**Exercise description**
Scan the records and identify every line in which the string "scegliere" occurs, then return those lines.

(Data entries)
::::::::::

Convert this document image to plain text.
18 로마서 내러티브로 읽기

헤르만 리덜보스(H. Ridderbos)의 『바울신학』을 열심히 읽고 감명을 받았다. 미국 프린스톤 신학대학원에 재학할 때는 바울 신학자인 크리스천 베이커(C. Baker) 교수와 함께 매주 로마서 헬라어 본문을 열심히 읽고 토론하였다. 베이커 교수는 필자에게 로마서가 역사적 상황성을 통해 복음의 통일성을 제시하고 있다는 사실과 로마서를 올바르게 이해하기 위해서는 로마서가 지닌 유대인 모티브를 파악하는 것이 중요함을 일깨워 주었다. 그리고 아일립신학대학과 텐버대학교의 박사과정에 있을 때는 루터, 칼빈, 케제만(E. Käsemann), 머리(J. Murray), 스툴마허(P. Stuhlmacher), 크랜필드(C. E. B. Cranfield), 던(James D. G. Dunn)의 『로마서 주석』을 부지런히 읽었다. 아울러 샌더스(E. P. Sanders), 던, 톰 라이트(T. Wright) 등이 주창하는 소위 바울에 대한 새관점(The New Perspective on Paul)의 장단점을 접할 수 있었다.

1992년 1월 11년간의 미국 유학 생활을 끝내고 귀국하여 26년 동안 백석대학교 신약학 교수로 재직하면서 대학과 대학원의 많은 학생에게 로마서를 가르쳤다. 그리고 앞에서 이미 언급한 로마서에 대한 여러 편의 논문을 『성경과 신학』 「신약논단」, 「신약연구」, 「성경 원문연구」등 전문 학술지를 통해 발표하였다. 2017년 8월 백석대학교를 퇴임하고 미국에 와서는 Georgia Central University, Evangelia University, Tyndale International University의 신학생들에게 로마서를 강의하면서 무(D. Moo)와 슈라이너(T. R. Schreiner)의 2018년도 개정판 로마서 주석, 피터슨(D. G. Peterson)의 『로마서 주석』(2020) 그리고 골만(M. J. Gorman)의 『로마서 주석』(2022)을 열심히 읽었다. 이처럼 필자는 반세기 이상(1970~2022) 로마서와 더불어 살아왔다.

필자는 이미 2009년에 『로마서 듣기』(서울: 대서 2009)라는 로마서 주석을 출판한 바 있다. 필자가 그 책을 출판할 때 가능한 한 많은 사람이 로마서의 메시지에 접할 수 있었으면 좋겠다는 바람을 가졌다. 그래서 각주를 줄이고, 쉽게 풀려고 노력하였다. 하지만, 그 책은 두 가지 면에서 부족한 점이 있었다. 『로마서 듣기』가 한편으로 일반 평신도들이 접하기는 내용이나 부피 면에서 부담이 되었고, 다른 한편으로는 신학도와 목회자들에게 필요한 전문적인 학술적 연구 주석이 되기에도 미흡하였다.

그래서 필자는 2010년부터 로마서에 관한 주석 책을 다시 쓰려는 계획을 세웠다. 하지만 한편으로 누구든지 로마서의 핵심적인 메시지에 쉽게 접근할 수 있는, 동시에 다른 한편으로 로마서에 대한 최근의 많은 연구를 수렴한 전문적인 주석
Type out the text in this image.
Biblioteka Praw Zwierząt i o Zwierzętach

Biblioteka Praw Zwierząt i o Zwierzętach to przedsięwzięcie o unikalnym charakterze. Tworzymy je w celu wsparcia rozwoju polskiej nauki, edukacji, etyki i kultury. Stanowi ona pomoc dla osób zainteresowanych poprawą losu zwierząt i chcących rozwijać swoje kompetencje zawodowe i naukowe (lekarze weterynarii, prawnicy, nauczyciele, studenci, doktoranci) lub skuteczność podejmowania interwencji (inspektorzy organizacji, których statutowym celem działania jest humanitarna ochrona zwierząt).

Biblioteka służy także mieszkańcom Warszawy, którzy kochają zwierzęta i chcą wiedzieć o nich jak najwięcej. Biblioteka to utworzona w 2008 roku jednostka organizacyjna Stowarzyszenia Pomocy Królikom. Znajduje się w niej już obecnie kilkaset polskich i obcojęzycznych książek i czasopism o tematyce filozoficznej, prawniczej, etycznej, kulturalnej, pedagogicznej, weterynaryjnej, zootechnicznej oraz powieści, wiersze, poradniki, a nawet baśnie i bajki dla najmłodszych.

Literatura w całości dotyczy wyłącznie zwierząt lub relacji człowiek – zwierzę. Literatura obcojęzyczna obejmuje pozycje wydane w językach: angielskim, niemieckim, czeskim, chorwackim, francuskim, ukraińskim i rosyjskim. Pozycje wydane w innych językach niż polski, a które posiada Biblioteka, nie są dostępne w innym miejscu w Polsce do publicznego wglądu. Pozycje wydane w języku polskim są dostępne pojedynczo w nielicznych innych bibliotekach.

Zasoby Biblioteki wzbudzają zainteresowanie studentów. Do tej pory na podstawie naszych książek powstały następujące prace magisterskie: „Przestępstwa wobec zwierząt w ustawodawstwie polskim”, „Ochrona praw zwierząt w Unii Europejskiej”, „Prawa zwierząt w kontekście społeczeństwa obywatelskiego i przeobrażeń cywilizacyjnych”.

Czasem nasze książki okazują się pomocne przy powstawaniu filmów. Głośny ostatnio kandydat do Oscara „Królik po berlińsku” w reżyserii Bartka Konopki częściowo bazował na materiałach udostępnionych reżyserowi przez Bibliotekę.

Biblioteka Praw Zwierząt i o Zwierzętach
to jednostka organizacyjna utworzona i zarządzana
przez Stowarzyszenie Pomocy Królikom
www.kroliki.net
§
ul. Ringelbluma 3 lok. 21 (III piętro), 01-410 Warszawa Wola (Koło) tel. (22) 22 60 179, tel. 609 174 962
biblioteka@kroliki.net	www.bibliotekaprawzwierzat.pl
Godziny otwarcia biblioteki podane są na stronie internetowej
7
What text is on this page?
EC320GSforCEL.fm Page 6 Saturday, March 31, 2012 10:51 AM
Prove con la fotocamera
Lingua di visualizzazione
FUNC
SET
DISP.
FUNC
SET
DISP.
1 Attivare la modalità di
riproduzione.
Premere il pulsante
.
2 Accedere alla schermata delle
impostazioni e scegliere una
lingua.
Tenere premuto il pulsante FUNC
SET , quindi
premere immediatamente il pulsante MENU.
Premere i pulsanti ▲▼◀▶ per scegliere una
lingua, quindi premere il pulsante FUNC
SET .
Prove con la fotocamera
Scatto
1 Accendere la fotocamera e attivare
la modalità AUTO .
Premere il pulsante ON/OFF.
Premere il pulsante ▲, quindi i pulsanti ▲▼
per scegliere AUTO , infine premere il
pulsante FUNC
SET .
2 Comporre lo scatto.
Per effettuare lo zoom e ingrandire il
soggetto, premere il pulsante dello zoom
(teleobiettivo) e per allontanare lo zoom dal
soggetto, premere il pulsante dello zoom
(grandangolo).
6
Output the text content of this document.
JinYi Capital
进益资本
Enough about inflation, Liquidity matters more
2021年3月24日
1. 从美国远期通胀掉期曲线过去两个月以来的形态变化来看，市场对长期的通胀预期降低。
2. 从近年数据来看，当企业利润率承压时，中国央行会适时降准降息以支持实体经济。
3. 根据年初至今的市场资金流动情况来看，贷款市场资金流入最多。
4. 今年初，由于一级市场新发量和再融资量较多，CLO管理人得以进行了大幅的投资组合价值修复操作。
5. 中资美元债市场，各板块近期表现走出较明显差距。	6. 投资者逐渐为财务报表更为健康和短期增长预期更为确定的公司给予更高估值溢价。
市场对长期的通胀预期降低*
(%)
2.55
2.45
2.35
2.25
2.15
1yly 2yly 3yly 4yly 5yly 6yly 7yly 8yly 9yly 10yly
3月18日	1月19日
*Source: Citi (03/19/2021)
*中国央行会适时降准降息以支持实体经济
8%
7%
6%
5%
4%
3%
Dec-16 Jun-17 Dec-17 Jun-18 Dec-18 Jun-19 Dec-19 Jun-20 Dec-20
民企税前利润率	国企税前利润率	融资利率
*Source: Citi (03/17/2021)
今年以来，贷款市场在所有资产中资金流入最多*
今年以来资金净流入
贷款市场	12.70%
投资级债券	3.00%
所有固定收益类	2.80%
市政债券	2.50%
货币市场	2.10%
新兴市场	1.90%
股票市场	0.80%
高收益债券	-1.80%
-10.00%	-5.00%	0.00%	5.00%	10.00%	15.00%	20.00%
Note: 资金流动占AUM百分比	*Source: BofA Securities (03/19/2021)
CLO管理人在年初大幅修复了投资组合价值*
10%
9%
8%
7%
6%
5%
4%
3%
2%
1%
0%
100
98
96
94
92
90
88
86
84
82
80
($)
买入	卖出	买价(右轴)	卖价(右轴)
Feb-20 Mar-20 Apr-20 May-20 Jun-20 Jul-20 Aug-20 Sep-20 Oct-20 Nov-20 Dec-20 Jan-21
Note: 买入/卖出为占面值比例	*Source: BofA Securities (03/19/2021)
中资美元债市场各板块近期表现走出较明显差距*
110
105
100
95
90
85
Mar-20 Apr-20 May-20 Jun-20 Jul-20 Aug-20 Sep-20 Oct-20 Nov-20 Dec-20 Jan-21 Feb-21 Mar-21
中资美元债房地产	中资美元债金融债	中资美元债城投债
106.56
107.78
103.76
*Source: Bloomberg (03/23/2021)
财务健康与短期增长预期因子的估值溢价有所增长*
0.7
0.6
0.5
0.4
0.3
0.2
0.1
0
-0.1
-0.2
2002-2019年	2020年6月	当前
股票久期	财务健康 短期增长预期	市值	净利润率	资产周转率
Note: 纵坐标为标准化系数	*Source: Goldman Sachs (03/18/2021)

::::::::::

**Task response**
impostazioni e scegliere una
Premere i pulsanti ▲▼◀▶ per scegliere una
per scegliere AUTO , infine premere il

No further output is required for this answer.